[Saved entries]
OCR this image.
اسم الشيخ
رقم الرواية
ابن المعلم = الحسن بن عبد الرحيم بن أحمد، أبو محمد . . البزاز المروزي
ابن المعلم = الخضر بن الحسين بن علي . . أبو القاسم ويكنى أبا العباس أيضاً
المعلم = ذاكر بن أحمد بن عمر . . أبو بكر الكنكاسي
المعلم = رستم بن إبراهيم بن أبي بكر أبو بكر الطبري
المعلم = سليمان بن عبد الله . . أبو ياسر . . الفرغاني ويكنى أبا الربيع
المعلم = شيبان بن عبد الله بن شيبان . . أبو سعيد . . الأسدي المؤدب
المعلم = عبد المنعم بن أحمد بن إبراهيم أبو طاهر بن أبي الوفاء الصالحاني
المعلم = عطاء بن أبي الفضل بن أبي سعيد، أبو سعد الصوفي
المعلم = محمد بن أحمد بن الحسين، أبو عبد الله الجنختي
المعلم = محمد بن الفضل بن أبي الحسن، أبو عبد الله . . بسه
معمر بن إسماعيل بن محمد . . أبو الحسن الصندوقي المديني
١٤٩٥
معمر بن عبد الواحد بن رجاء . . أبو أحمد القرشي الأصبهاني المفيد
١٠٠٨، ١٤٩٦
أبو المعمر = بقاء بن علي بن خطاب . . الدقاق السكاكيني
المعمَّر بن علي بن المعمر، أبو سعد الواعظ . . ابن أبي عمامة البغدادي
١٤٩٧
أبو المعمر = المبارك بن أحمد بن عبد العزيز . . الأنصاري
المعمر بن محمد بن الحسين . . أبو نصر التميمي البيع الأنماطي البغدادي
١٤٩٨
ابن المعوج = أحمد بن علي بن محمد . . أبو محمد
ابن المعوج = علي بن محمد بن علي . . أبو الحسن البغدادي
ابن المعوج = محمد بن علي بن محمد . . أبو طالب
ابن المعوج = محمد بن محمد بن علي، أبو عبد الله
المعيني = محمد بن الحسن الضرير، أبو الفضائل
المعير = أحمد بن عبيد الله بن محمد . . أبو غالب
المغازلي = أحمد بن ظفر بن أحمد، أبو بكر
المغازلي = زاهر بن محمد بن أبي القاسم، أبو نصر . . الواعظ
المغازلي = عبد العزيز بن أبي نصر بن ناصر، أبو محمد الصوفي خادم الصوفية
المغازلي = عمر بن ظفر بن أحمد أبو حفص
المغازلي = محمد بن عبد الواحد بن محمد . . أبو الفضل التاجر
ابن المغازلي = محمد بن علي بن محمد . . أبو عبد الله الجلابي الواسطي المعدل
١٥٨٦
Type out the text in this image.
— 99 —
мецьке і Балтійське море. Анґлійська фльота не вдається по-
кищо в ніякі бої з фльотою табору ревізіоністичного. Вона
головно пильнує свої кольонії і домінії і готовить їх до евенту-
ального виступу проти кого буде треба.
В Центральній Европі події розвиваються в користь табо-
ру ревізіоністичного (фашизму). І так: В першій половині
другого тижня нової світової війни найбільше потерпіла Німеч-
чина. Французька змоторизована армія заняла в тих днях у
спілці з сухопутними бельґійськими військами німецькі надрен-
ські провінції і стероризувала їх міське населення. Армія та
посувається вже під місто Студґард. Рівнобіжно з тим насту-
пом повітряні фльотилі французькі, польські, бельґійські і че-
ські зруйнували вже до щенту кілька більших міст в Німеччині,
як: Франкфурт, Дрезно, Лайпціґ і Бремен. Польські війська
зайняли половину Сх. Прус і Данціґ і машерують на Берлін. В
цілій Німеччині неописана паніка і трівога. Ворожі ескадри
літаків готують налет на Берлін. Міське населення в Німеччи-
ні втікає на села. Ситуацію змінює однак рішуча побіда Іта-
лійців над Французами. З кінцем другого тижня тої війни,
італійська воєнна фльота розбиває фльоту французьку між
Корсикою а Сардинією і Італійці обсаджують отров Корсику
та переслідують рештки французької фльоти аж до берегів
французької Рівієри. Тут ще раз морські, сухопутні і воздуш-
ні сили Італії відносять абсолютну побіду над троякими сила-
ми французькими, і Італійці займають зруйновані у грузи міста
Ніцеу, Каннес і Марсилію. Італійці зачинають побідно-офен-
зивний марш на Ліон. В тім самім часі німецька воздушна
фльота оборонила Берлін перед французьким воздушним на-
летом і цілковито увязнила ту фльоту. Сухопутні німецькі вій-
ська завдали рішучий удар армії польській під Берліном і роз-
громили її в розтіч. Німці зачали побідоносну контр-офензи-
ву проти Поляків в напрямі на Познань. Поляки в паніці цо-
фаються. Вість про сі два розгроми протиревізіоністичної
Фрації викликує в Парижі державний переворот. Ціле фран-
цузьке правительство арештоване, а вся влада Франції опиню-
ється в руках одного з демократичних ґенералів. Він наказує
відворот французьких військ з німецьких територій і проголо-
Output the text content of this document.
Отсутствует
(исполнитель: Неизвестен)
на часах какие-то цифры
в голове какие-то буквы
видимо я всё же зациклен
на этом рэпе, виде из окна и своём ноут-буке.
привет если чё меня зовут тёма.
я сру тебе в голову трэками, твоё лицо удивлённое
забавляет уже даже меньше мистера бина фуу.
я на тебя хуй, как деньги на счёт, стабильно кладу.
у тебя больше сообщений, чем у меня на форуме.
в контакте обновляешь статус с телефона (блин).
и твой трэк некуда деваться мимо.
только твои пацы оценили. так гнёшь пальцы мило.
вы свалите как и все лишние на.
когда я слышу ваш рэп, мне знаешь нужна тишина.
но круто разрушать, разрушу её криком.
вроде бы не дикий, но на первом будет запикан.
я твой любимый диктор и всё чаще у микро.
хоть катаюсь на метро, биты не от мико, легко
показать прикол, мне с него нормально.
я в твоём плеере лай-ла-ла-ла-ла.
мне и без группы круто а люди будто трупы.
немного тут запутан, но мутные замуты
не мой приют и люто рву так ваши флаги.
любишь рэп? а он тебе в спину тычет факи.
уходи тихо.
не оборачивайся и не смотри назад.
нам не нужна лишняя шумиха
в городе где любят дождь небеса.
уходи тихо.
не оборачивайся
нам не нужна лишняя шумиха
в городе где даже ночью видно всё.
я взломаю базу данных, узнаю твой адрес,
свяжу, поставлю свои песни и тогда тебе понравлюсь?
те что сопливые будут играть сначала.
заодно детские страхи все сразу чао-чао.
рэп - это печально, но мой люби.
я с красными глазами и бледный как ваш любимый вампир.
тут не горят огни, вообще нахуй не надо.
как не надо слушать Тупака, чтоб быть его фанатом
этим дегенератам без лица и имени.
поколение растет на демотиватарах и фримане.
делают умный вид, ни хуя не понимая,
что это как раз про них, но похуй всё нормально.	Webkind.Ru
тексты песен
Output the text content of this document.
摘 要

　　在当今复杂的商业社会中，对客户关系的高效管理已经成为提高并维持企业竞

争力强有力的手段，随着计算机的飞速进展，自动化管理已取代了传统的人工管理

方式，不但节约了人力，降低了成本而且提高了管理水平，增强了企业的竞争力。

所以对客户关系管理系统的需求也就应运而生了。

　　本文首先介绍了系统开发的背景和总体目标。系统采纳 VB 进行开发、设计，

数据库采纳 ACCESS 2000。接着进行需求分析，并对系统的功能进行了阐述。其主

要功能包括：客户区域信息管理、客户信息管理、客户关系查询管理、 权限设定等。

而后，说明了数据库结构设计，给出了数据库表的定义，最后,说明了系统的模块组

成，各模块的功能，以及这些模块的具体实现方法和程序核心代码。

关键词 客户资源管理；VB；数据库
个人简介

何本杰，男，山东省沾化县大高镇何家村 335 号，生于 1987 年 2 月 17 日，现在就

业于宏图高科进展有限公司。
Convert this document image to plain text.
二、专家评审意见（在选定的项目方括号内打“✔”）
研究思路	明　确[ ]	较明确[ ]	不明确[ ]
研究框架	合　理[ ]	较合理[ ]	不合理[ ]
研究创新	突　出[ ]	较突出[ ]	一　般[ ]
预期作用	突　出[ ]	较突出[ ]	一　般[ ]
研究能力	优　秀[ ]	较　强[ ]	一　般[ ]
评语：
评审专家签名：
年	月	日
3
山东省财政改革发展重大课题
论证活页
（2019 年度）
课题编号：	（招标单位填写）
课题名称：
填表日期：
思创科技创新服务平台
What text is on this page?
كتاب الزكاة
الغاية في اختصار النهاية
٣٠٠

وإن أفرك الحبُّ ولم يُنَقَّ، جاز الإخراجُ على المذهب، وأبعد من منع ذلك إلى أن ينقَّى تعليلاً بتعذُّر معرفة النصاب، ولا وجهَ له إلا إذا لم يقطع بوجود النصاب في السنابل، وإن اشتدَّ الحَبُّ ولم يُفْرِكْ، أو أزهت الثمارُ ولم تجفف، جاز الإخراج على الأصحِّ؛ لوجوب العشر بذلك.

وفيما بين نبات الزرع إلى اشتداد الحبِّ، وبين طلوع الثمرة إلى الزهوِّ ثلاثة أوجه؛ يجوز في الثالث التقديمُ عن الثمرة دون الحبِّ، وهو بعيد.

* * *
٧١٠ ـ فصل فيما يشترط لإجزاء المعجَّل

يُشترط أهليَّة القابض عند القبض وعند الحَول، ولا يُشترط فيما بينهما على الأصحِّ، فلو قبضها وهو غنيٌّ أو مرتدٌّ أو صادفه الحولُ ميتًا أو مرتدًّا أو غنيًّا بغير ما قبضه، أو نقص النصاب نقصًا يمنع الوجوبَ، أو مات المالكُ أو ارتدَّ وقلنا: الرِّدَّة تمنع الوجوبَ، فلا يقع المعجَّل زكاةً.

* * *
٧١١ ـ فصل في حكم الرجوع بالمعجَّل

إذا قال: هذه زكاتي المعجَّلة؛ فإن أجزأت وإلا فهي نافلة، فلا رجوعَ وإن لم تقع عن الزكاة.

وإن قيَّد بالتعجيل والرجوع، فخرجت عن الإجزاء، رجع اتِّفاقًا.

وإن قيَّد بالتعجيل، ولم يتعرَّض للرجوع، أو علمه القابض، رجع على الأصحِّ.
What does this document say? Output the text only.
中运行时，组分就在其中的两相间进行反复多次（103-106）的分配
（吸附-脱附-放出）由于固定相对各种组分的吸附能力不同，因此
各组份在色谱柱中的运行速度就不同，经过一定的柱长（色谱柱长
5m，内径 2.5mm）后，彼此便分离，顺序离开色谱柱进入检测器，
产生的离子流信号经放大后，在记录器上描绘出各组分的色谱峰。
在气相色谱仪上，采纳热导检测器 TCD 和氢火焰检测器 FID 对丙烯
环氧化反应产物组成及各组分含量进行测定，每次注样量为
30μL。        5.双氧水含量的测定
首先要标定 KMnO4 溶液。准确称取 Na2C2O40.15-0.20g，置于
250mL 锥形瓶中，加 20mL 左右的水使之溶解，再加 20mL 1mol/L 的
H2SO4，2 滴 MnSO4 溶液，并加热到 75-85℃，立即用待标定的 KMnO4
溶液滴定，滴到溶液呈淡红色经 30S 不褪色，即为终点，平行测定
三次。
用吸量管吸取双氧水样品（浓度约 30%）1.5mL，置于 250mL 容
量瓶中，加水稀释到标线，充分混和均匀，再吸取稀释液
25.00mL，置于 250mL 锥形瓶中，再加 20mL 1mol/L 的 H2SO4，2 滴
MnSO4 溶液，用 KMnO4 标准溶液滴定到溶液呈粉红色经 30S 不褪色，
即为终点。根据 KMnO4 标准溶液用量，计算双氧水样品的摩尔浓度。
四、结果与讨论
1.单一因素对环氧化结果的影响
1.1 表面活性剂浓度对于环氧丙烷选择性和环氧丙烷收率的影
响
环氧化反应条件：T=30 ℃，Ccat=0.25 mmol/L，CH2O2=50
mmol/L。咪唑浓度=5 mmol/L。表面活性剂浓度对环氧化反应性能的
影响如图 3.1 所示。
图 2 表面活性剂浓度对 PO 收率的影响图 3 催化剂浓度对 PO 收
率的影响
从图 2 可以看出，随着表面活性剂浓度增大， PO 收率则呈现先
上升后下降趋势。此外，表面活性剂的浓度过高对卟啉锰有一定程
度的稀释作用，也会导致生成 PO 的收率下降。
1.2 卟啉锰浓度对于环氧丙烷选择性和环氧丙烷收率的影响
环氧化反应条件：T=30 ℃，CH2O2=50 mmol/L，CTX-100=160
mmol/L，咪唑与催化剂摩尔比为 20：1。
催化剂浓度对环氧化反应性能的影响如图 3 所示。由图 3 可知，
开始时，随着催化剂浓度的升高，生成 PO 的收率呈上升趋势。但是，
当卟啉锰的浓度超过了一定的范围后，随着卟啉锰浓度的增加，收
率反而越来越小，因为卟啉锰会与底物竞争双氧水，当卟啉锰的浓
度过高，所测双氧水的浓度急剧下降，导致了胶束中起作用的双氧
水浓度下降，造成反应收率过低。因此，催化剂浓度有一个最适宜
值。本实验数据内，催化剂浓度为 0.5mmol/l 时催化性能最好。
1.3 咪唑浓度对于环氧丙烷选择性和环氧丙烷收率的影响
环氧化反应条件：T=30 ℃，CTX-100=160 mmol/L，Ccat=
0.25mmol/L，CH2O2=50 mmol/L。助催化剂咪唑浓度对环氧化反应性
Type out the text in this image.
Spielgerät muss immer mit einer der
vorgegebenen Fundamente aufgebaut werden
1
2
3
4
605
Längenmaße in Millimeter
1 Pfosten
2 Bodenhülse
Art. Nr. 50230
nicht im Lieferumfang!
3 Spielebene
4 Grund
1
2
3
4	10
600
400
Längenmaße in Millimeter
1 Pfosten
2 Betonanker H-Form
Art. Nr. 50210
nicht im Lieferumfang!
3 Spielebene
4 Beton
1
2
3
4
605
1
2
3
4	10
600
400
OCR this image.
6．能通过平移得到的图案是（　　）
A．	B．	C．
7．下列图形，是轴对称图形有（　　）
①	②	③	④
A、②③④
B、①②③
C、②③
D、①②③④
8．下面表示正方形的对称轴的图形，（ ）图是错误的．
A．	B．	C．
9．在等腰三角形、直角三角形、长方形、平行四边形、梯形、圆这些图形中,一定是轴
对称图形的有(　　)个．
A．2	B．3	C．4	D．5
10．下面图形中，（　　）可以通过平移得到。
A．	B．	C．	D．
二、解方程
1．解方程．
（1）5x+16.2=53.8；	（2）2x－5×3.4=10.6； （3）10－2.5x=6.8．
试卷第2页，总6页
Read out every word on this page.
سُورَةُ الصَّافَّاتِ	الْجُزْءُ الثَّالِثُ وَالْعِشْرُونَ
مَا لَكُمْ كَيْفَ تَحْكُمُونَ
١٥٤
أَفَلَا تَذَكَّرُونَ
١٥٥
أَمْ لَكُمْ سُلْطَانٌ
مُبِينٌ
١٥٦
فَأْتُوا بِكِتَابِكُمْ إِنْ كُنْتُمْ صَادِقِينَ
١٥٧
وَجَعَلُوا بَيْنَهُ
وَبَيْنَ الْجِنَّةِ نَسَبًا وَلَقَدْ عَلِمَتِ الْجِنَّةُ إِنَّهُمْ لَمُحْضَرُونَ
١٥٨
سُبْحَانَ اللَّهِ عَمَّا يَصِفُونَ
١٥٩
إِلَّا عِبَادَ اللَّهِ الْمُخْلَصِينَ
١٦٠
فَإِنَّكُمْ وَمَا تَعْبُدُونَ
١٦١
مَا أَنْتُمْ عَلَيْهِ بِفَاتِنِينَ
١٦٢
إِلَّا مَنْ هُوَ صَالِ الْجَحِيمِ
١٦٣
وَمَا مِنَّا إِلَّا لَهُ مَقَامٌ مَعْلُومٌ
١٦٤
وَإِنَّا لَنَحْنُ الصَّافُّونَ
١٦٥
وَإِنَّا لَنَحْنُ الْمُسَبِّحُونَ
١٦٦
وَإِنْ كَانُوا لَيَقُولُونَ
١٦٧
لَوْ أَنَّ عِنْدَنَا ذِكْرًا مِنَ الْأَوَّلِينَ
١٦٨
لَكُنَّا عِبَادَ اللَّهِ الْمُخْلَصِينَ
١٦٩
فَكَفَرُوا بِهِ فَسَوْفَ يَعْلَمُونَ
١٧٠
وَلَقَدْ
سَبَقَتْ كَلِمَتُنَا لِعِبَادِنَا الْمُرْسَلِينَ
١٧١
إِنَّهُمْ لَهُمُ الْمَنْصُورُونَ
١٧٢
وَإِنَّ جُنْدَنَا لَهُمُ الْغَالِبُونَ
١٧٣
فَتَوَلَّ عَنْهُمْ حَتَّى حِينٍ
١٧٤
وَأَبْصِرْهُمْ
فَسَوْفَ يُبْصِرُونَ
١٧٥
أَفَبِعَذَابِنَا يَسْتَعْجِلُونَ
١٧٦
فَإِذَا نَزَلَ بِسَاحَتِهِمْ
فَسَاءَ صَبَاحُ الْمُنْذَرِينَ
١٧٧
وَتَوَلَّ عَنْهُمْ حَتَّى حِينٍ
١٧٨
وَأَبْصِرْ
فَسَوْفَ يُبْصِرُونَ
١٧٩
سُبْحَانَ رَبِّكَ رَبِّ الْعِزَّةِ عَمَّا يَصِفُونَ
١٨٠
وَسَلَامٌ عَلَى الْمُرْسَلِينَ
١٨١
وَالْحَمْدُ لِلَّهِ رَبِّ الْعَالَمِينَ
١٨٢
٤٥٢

**The exercise**
Collect the lines of the data that carry the word "твой".

**Solution**
и твой трэк некуда деваться мимо.
я твой любимый диктор и всё чаще у микро.
я взломаю базу данных, узнаю твой адрес,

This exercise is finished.